## start LISTED ENTRIES
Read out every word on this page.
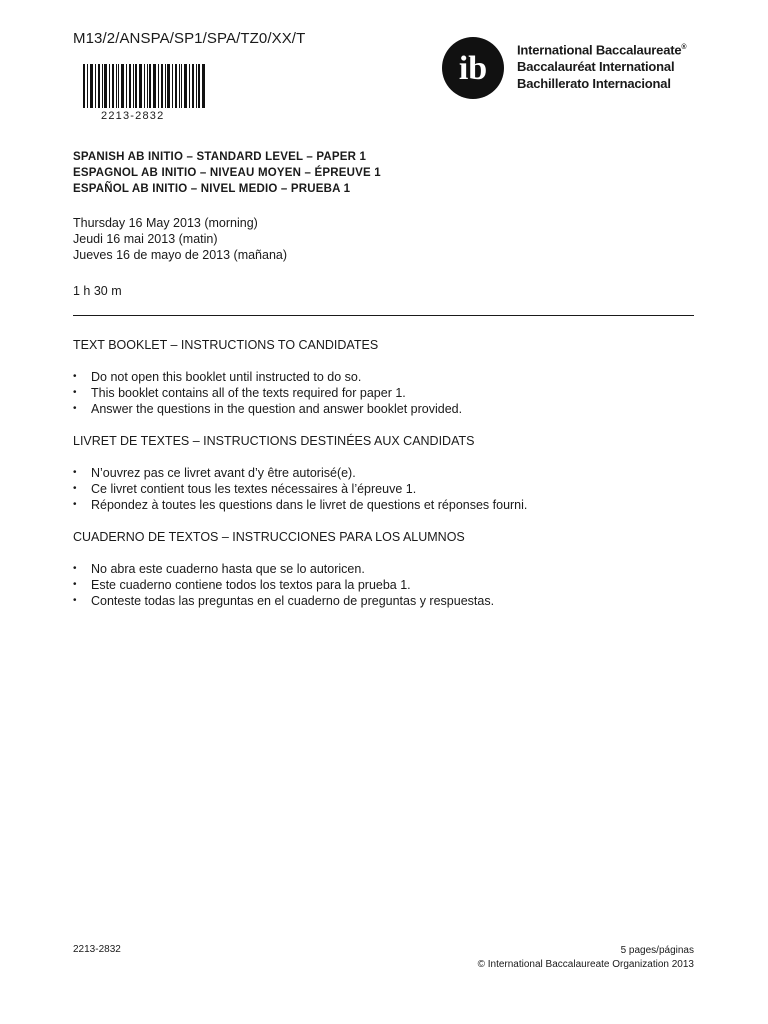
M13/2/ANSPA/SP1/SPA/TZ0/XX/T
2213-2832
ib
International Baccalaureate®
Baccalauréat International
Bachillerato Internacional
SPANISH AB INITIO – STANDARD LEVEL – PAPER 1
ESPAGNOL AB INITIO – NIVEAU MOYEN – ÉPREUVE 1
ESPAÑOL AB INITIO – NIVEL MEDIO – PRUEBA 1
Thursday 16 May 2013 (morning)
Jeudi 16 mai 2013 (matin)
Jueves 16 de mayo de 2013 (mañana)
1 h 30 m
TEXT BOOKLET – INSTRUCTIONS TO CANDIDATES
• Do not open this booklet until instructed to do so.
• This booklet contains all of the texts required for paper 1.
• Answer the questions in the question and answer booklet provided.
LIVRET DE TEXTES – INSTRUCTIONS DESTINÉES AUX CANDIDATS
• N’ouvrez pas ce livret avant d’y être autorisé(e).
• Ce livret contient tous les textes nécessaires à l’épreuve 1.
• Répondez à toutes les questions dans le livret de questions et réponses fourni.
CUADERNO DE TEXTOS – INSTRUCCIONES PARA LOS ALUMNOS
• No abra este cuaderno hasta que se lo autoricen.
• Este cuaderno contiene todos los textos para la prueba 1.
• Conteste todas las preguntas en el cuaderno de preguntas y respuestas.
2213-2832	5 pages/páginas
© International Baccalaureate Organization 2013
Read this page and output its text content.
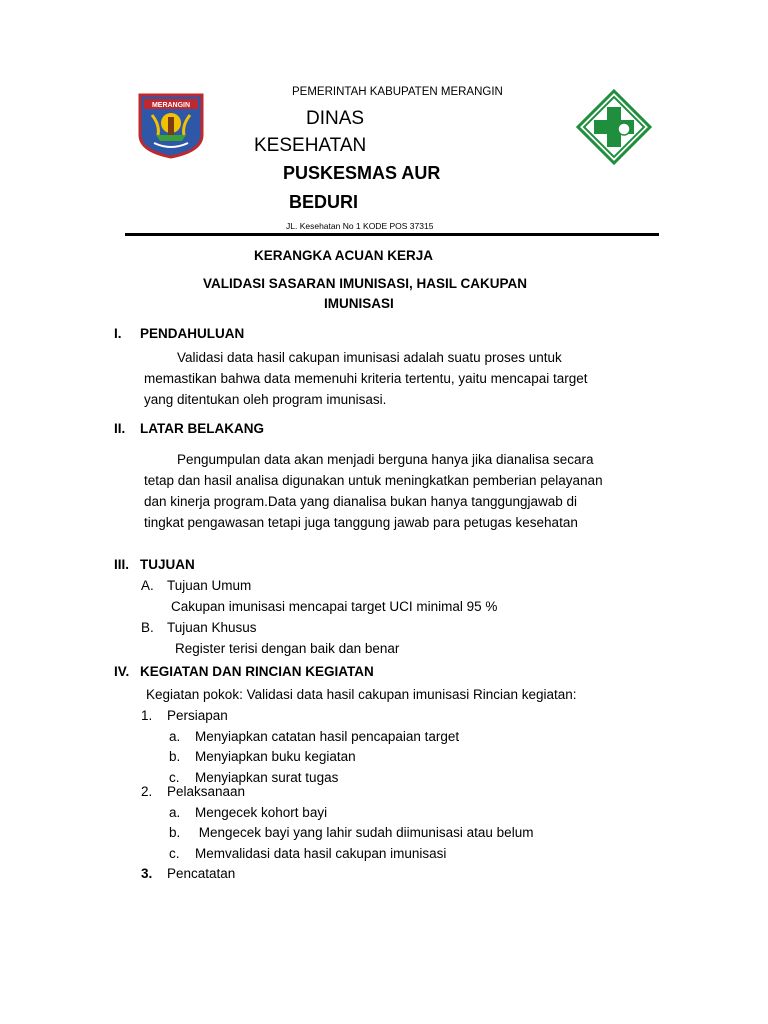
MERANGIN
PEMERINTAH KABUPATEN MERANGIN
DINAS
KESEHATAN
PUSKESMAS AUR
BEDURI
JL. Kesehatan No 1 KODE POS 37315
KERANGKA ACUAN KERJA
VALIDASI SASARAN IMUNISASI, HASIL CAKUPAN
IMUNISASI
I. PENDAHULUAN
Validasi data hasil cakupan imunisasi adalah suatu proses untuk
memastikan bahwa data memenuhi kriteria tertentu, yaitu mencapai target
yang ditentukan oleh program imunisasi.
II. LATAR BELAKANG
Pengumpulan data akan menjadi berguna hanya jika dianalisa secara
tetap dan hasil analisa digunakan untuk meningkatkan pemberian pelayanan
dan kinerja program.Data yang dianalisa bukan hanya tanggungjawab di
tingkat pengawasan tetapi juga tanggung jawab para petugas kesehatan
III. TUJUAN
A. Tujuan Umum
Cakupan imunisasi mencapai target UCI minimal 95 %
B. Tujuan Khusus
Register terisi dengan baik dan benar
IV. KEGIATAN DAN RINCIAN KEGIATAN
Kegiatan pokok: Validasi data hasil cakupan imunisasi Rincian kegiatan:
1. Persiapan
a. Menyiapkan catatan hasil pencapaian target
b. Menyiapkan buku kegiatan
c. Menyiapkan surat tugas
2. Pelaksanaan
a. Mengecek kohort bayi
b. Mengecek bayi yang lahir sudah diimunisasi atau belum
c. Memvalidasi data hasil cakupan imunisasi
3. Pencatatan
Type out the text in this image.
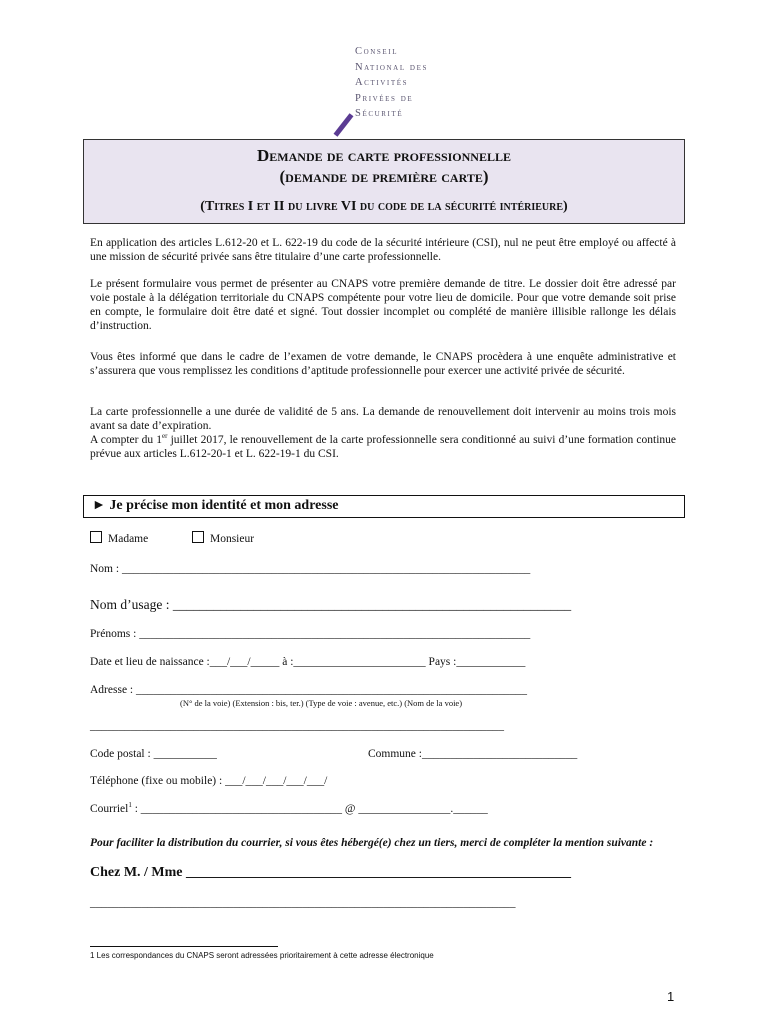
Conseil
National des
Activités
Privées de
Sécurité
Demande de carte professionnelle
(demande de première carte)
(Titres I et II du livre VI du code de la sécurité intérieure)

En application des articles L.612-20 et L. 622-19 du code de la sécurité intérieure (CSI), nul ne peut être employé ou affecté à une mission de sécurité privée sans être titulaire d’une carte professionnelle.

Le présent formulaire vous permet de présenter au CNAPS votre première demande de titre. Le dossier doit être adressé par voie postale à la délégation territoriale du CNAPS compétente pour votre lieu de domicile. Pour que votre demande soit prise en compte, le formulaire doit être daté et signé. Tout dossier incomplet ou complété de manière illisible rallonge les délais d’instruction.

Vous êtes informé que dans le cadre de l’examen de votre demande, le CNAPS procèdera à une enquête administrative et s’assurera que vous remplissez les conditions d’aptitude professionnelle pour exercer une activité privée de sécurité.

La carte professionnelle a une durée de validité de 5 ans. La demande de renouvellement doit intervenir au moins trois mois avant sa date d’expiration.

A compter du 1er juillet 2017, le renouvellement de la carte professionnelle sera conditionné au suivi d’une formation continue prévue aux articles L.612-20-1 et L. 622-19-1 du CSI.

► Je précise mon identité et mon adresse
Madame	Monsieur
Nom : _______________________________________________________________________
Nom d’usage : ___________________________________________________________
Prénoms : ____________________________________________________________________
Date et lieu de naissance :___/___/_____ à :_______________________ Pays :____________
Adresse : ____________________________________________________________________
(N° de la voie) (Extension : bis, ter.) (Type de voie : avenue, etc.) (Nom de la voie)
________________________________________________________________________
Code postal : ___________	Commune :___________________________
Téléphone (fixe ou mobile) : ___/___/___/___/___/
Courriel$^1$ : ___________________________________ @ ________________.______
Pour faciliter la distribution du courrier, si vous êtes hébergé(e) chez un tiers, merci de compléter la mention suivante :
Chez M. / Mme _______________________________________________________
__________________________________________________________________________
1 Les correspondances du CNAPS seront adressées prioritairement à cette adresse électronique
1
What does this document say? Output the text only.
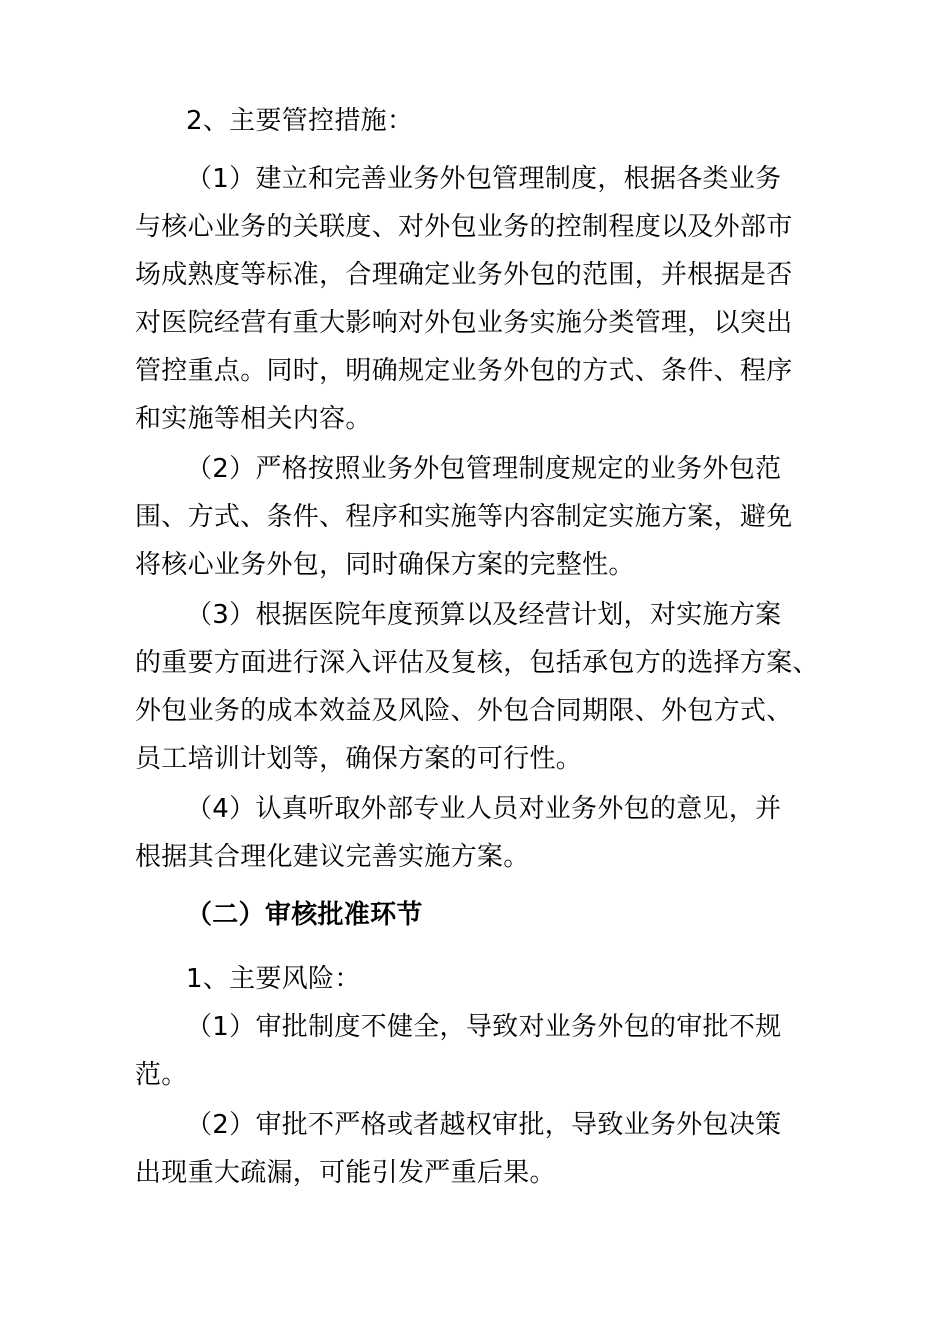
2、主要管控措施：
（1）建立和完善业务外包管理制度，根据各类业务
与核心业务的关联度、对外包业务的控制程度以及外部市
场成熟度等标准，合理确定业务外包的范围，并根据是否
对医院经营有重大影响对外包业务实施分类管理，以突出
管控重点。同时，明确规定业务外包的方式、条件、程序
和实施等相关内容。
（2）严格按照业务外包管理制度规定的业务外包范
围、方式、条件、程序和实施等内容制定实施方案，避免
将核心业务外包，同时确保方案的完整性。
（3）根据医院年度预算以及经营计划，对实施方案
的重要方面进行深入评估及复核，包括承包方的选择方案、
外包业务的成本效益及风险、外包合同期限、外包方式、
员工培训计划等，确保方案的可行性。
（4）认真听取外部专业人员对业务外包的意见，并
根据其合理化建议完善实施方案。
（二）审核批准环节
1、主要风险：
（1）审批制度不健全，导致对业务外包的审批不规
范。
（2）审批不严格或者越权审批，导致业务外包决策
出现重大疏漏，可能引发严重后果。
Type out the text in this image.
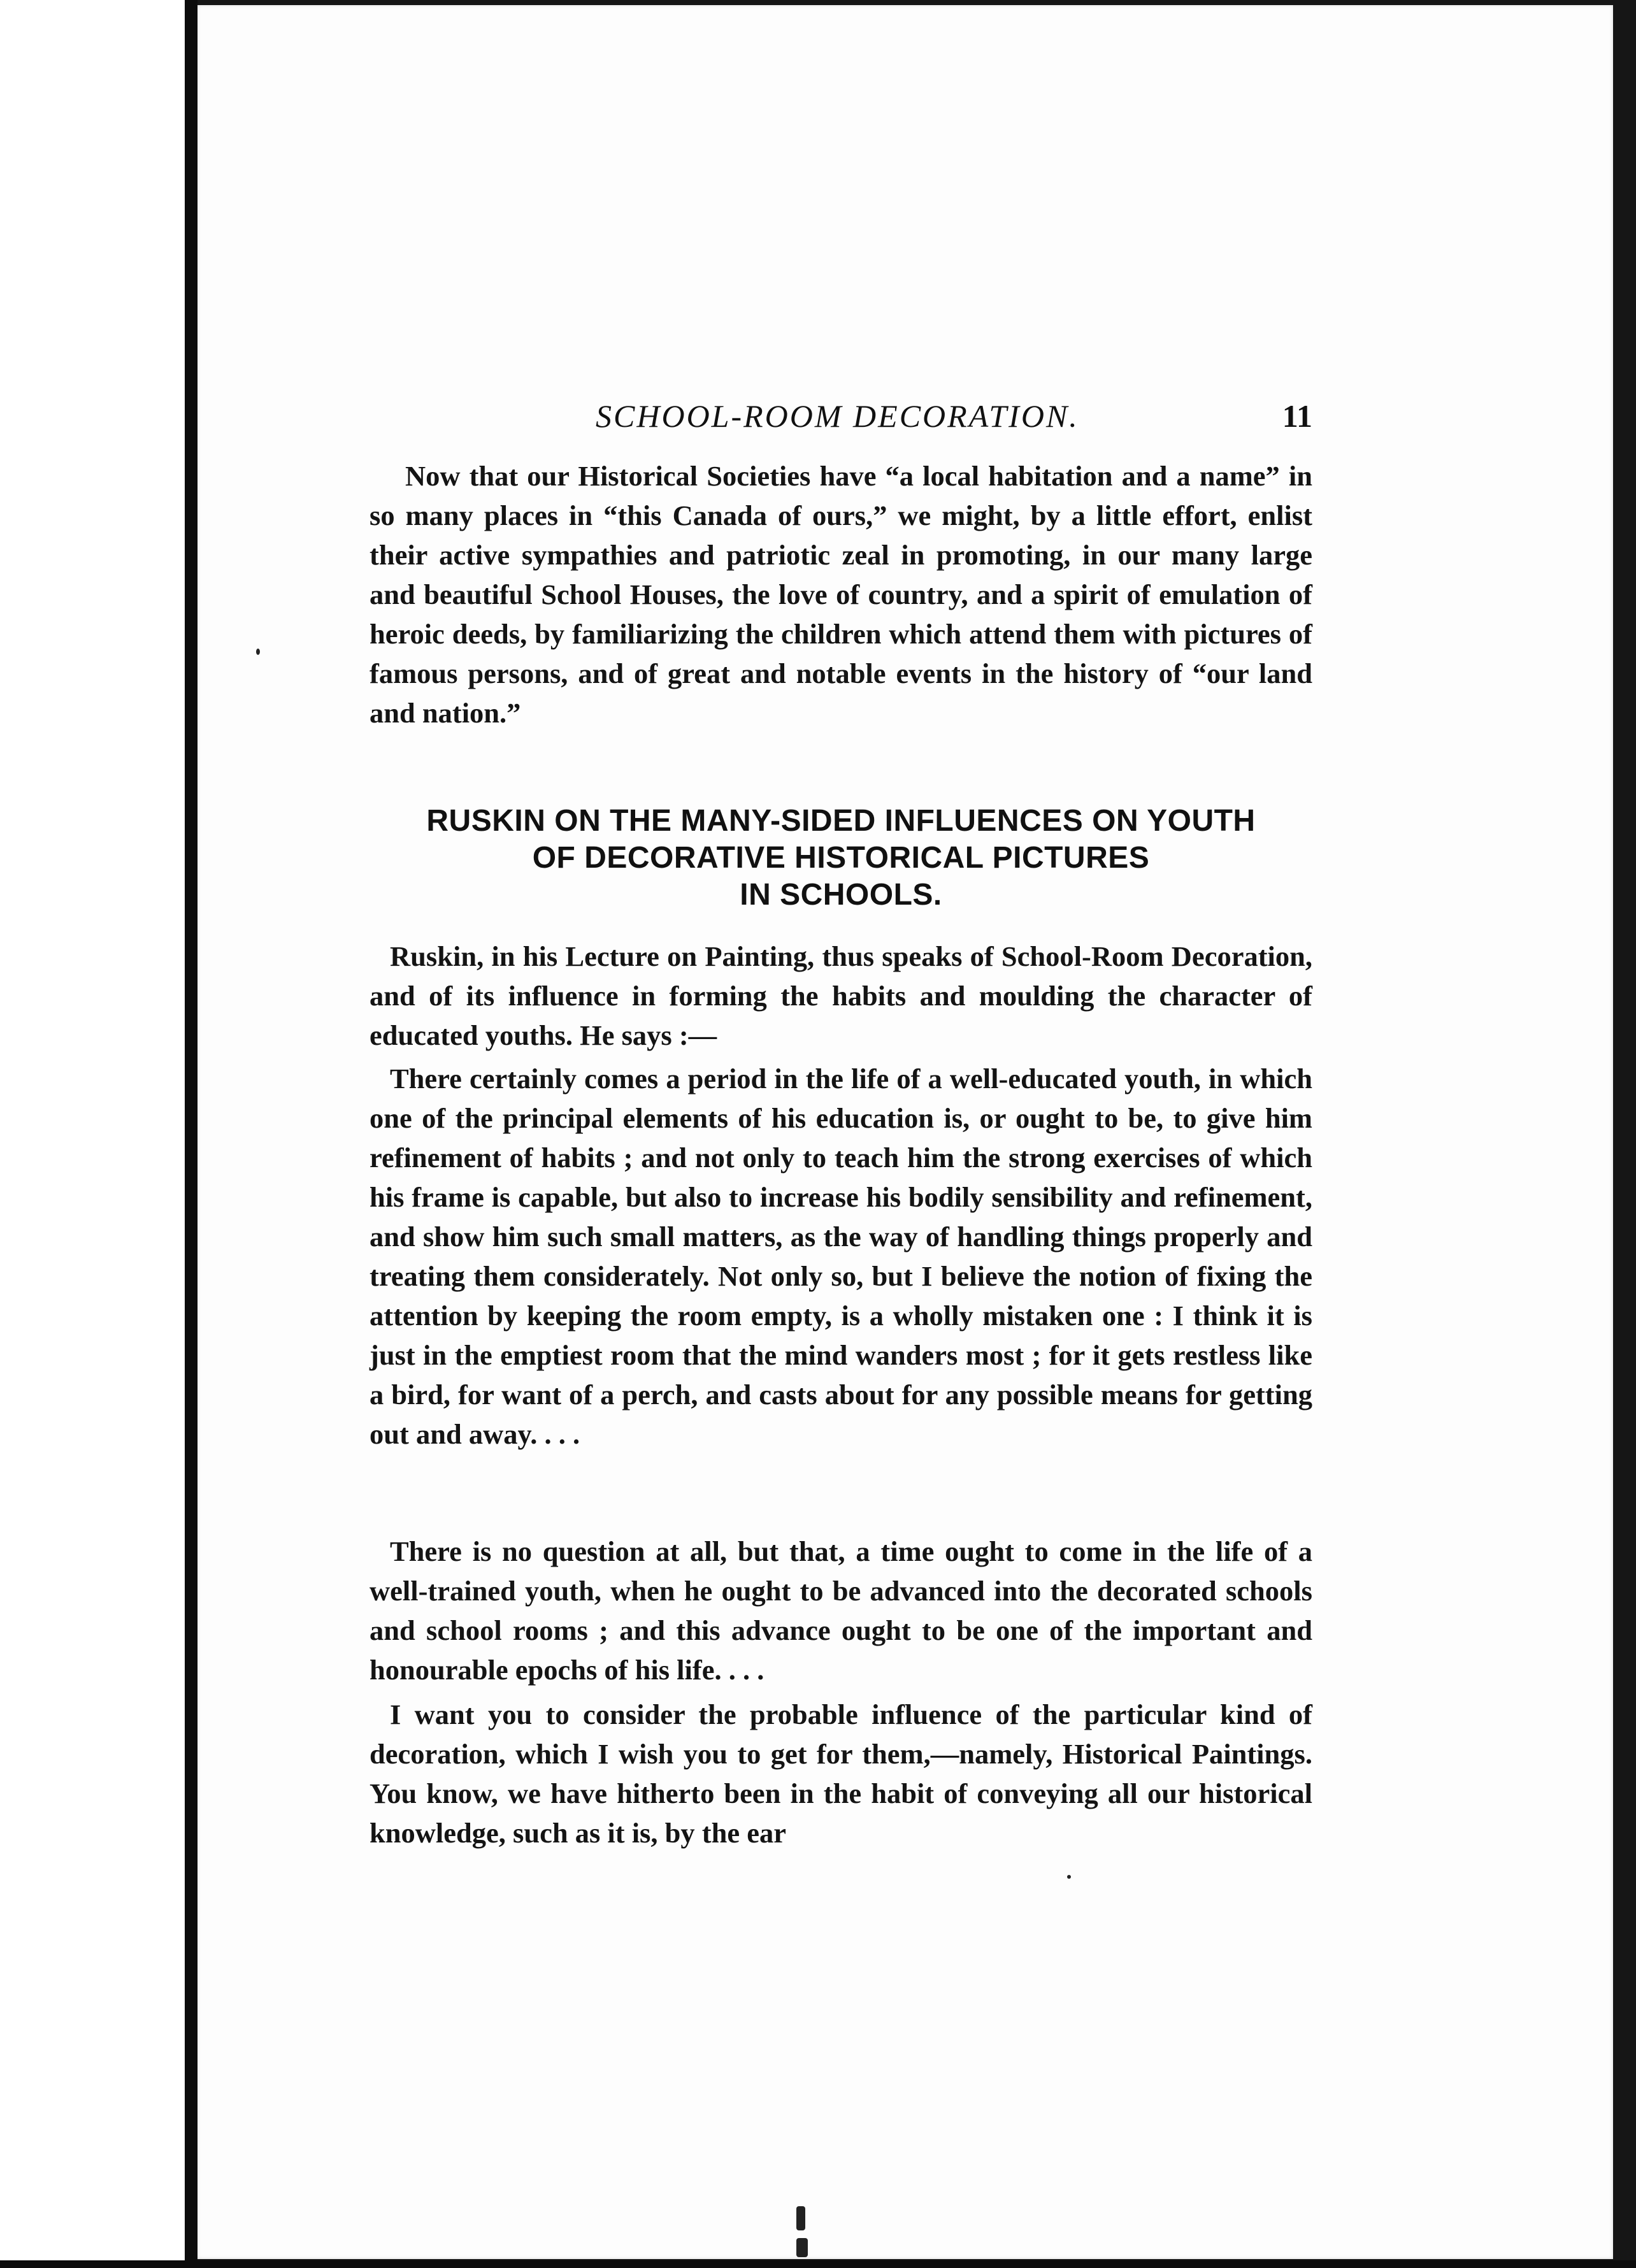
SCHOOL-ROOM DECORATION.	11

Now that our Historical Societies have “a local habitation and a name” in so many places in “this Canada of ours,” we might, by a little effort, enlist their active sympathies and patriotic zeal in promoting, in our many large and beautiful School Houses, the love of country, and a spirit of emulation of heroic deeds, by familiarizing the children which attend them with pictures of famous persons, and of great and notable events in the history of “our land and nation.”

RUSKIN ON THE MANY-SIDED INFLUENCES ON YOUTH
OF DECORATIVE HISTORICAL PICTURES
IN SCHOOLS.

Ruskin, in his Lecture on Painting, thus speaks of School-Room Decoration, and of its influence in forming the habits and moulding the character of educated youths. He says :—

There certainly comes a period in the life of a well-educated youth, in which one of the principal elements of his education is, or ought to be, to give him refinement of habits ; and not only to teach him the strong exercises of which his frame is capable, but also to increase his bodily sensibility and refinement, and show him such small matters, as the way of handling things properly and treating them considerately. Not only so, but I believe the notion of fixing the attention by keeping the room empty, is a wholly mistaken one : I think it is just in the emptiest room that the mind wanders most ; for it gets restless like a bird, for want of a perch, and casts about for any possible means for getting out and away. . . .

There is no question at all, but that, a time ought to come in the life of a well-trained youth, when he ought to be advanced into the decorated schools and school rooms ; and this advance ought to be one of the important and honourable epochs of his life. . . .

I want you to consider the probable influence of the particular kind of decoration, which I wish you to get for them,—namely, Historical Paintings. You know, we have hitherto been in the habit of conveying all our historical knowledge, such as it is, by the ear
## end LISTED ENTRIES
Each line in the entries above that includes the string "avant" should be extracted.

• N’ouvrez pas ce livret avant d’y être autorisé(e).
La carte professionnelle a une durée de validité de 5 ans. La demande de renouvellement doit intervenir au moins trois mois avant sa date d’expiration.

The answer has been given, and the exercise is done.